● Given instruction
Would you return the complete listing below word for word?

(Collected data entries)

-=-=-=-=-

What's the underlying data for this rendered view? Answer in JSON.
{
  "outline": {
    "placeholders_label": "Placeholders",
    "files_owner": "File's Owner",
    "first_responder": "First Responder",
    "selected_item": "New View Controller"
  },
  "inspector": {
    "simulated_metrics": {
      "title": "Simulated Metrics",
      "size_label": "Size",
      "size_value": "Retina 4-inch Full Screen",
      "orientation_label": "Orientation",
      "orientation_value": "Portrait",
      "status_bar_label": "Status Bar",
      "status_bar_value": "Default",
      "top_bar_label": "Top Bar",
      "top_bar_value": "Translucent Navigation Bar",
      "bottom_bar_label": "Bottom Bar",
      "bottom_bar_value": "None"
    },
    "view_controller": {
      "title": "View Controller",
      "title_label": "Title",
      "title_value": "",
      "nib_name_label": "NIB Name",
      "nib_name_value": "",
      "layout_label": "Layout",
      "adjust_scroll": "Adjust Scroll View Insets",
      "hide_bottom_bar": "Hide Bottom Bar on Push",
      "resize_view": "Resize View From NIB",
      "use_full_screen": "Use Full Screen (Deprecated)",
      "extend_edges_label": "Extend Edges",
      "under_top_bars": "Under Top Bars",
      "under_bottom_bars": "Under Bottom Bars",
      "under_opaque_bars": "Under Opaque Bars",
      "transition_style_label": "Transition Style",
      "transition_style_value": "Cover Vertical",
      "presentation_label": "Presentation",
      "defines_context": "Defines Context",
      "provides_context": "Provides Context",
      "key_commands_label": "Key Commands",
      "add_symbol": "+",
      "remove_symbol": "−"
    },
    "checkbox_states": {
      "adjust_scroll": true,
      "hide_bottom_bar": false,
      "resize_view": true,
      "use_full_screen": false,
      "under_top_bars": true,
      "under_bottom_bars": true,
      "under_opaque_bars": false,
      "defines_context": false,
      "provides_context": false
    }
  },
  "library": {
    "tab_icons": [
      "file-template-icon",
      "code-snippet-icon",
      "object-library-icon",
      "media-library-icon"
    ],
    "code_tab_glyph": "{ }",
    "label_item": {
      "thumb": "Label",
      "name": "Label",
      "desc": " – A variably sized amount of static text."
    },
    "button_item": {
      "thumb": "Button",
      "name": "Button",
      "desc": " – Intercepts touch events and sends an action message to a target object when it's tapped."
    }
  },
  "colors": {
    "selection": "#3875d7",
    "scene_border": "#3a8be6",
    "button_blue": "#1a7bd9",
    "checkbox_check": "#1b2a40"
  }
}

-=-=-=-=-

● Task answer
What's the underlying data for this rendered view? Answer in JSON.
{
  "outline": {
    "placeholders_label": "Placeholders",
    "files_owner": "File's Owner",
    "first_responder": "First Responder",
    "selected_item": "New View Controller"
  },
  "inspector": {
    "simulated_metrics": {
      "title": "Simulated Metrics",
      "size_label": "Size",
      "size_value": "Retina 4-inch Full Screen",
      "orientation_label": "Orientation",
      "orientation_value": "Portrait",
      "status_bar_label": "Status Bar",
      "status_bar_value": "Default",
      "top_bar_label": "Top Bar",
      "top_bar_value": "Translucent Navigation Bar",
      "bottom_bar_label": "Bottom Bar",
      "bottom_bar_value": "None"
    },
    "view_controller": {
      "title": "View Controller",
      "title_label": "Title",
      "title_value": "",
      "nib_name_label": "NIB Name",
      "nib_name_value": "",
      "layout_label": "Layout",
      "adjust_scroll": "Adjust Scroll View Insets",
      "hide_bottom_bar": "Hide Bottom Bar on Push",
      "resize_view": "Resize View From NIB",
      "use_full_screen": "Use Full Screen (Deprecated)",
      "extend_edges_label": "Extend Edges",
      "under_top_bars": "Under Top Bars",
      "under_bottom_bars": "Under Bottom Bars",
      "under_opaque_bars": "Under Opaque Bars",
      "transition_style_label": "Transition Style",
      "transition_style_value": "Cover Vertical",
      "presentation_label": "Presentation",
      "defines_context": "Defines Context",
      "provides_context": "Provides Context",
      "key_commands_label": "Key Commands",
      "add_symbol": "+",
      "remove_symbol": "−"
    },
    "checkbox_states": {
      "adjust_scroll": true,
      "hide_bottom_bar": false,
      "resize_view": true,
      "use_full_screen": false,
      "under_top_bars": true,
      "under_bottom_bars": true,
      "under_opaque_bars": false,
      "defines_context": false,
      "provides_context": false
    }
  },
  "library": {
    "tab_icons": [
      "file-template-icon",
      "code-snippet-icon",
      "object-library-icon",
      "media-library-icon"
    ],
    "code_tab_glyph": "{ }",
    "label_item": {
      "thumb": "Label",
      "name": "Label",
      "desc": " – A variably sized amount of static text."
    },
    "button_item": {
      "thumb": "Button",
      "name": "Button",
      "desc": " – Intercepts touch events and sends an action message to a target object when it's tapped."
    }
  },
  "colors": {
    "selection": "#3875d7",
    "scene_border": "#3a8be6",
    "button_blue": "#1a7bd9",
    "checkbox_check": "#1b2a40"
  }
}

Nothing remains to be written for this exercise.